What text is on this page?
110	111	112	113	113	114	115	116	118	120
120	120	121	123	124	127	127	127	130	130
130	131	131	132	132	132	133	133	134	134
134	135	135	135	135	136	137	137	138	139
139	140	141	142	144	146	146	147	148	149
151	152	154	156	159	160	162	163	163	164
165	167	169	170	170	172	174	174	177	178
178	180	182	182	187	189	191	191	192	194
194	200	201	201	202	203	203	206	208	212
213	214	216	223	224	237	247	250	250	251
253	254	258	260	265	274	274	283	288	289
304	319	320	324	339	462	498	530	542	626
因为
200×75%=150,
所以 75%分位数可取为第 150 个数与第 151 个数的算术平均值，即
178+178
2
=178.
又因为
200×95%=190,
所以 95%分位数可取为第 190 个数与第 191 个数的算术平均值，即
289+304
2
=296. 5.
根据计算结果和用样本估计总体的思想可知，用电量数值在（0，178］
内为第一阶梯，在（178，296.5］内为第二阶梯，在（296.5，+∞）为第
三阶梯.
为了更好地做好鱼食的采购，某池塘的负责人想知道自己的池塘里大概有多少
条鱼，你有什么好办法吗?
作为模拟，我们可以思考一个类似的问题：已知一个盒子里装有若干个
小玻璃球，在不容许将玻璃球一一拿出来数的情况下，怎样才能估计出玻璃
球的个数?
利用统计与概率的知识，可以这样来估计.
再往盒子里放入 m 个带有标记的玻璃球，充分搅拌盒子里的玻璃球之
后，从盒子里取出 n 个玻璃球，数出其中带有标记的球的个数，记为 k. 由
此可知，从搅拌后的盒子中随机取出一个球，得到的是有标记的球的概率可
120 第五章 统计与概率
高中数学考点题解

* **Request**: In the entries above, count each line that holds "个数的算术平均值". Give the total and nothing else.

* **Exercise response**: 2